* [WHAT YOU WILL DO] The records that follow must be repeated verbatim, every one of them.

* [PROVIDED INFORMATION]
* * * *
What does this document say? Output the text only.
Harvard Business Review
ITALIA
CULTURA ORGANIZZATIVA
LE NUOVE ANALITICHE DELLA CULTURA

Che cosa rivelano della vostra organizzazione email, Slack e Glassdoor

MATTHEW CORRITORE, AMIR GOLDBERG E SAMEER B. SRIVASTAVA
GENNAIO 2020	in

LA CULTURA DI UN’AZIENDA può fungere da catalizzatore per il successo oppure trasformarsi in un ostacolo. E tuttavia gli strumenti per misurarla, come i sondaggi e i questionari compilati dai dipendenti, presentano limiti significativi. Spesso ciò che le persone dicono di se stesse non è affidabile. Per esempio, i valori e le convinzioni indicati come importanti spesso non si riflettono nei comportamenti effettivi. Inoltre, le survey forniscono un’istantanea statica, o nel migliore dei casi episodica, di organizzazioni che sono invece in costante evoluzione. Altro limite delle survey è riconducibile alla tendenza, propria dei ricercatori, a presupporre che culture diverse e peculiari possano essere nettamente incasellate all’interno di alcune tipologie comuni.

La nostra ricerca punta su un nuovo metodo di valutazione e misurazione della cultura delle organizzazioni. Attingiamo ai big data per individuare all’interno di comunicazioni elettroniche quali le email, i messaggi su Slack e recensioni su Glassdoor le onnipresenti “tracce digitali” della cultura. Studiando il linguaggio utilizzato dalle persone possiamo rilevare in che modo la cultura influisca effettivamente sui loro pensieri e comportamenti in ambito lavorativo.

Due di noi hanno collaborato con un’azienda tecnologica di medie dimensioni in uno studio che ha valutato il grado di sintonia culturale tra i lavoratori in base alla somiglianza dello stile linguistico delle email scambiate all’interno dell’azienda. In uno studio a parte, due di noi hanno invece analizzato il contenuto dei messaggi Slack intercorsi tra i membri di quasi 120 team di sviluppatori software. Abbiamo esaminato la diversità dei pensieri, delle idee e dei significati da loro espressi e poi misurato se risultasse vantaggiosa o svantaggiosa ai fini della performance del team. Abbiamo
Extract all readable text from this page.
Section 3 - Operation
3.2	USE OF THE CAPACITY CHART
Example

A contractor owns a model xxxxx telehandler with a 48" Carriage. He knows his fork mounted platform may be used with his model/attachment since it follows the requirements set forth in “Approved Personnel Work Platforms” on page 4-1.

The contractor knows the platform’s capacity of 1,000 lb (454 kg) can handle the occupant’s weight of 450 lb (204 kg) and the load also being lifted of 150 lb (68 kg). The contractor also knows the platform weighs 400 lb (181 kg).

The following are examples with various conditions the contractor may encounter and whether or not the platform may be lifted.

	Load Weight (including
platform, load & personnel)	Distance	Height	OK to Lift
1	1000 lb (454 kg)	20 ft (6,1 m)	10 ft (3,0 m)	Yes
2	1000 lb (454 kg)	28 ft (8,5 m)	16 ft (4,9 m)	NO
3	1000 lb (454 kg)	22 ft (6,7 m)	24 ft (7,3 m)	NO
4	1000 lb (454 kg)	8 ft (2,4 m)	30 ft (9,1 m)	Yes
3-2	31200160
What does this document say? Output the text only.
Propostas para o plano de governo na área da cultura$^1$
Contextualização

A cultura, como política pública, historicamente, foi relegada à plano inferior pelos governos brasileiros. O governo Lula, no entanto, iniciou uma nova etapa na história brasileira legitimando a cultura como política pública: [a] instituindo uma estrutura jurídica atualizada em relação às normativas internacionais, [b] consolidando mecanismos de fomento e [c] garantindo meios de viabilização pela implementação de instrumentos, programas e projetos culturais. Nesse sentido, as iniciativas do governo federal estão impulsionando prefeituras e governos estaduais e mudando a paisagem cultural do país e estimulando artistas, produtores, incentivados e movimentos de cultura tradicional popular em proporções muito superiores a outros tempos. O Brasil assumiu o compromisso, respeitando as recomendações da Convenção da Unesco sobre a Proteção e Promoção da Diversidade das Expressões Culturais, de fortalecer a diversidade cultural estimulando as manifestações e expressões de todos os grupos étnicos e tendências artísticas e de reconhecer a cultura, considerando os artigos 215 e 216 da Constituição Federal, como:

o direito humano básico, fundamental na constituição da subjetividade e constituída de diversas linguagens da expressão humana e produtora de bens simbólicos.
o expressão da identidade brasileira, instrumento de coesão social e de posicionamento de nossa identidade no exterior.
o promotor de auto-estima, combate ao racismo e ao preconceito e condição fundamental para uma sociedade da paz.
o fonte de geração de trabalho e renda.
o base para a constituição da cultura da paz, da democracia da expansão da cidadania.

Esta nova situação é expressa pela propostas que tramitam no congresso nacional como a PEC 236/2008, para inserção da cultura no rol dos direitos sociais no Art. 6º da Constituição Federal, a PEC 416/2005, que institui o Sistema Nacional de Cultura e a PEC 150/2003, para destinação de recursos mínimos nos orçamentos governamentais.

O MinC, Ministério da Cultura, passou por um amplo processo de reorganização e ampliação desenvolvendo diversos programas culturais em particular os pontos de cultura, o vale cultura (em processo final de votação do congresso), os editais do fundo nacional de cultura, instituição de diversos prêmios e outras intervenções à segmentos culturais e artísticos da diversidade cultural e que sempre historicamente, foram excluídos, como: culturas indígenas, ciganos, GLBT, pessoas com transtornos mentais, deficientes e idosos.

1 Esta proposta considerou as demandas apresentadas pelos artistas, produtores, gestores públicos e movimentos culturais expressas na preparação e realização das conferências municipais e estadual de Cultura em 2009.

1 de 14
* * * *
* [RESPONSE TO THE TASK]
What does this document say? Output the text only.
Harvard Business Review
ITALIA
CULTURA ORGANIZZATIVA
LE NUOVE ANALITICHE DELLA CULTURA

Che cosa rivelano della vostra organizzazione email, Slack e Glassdoor

MATTHEW CORRITORE, AMIR GOLDBERG E SAMEER B. SRIVASTAVA
GENNAIO 2020	in

LA CULTURA DI UN’AZIENDA può fungere da catalizzatore per il successo oppure trasformarsi in un ostacolo. E tuttavia gli strumenti per misurarla, come i sondaggi e i questionari compilati dai dipendenti, presentano limiti significativi. Spesso ciò che le persone dicono di se stesse non è affidabile. Per esempio, i valori e le convinzioni indicati come importanti spesso non si riflettono nei comportamenti effettivi. Inoltre, le survey forniscono un’istantanea statica, o nel migliore dei casi episodica, di organizzazioni che sono invece in costante evoluzione. Altro limite delle survey è riconducibile alla tendenza, propria dei ricercatori, a presupporre che culture diverse e peculiari possano essere nettamente incasellate all’interno di alcune tipologie comuni.

La nostra ricerca punta su un nuovo metodo di valutazione e misurazione della cultura delle organizzazioni. Attingiamo ai big data per individuare all’interno di comunicazioni elettroniche quali le email, i messaggi su Slack e recensioni su Glassdoor le onnipresenti “tracce digitali” della cultura. Studiando il linguaggio utilizzato dalle persone possiamo rilevare in che modo la cultura influisca effettivamente sui loro pensieri e comportamenti in ambito lavorativo.

Due di noi hanno collaborato con un’azienda tecnologica di medie dimensioni in uno studio che ha valutato il grado di sintonia culturale tra i lavoratori in base alla somiglianza dello stile linguistico delle email scambiate all’interno dell’azienda. In uno studio a parte, due di noi hanno invece analizzato il contenuto dei messaggi Slack intercorsi tra i membri di quasi 120 team di sviluppatori software. Abbiamo esaminato la diversità dei pensieri, delle idee e dei significati da loro espressi e poi misurato se risultasse vantaggiosa o svantaggiosa ai fini della performance del team. Abbiamo
Extract all readable text from this page.
Section 3 - Operation
3.2	USE OF THE CAPACITY CHART
Example

A contractor owns a model xxxxx telehandler with a 48" Carriage. He knows his fork mounted platform may be used with his model/attachment since it follows the requirements set forth in “Approved Personnel Work Platforms” on page 4-1.

The contractor knows the platform’s capacity of 1,000 lb (454 kg) can handle the occupant’s weight of 450 lb (204 kg) and the load also being lifted of 150 lb (68 kg). The contractor also knows the platform weighs 400 lb (181 kg).

The following are examples with various conditions the contractor may encounter and whether or not the platform may be lifted.

	Load Weight (including
platform, load & personnel)	Distance	Height	OK to Lift
1	1000 lb (454 kg)	20 ft (6,1 m)	10 ft (3,0 m)	Yes
2	1000 lb (454 kg)	28 ft (8,5 m)	16 ft (4,9 m)	NO
3	1000 lb (454 kg)	22 ft (6,7 m)	24 ft (7,3 m)	NO
4	1000 lb (454 kg)	8 ft (2,4 m)	30 ft (9,1 m)	Yes
3-2	31200160
What does this document say? Output the text only.
Propostas para o plano de governo na área da cultura$^1$
Contextualização

A cultura, como política pública, historicamente, foi relegada à plano inferior pelos governos brasileiros. O governo Lula, no entanto, iniciou uma nova etapa na história brasileira legitimando a cultura como política pública: [a] instituindo uma estrutura jurídica atualizada em relação às normativas internacionais, [b] consolidando mecanismos de fomento e [c] garantindo meios de viabilização pela implementação de instrumentos, programas e projetos culturais. Nesse sentido, as iniciativas do governo federal estão impulsionando prefeituras e governos estaduais e mudando a paisagem cultural do país e estimulando artistas, produtores, incentivados e movimentos de cultura tradicional popular em proporções muito superiores a outros tempos. O Brasil assumiu o compromisso, respeitando as recomendações da Convenção da Unesco sobre a Proteção e Promoção da Diversidade das Expressões Culturais, de fortalecer a diversidade cultural estimulando as manifestações e expressões de todos os grupos étnicos e tendências artísticas e de reconhecer a cultura, considerando os artigos 215 e 216 da Constituição Federal, como:

o direito humano básico, fundamental na constituição da subjetividade e constituída de diversas linguagens da expressão humana e produtora de bens simbólicos.
o expressão da identidade brasileira, instrumento de coesão social e de posicionamento de nossa identidade no exterior.
o promotor de auto-estima, combate ao racismo e ao preconceito e condição fundamental para uma sociedade da paz.
o fonte de geração de trabalho e renda.
o base para a constituição da cultura da paz, da democracia da expansão da cidadania.

Esta nova situação é expressa pela propostas que tramitam no congresso nacional como a PEC 236/2008, para inserção da cultura no rol dos direitos sociais no Art. 6º da Constituição Federal, a PEC 416/2005, que institui o Sistema Nacional de Cultura e a PEC 150/2003, para destinação de recursos mínimos nos orçamentos governamentais.

O MinC, Ministério da Cultura, passou por um amplo processo de reorganização e ampliação desenvolvendo diversos programas culturais em particular os pontos de cultura, o vale cultura (em processo final de votação do congresso), os editais do fundo nacional de cultura, instituição de diversos prêmios e outras intervenções à segmentos culturais e artísticos da diversidade cultural e que sempre historicamente, foram excluídos, como: culturas indígenas, ciganos, GLBT, pessoas com transtornos mentais, deficientes e idosos.

1 Esta proposta considerou as demandas apresentadas pelos artistas, produtores, gestores públicos e movimentos culturais expressas na preparação e realização das conferências municipais e estadual de Cultura em 2009.

1 de 14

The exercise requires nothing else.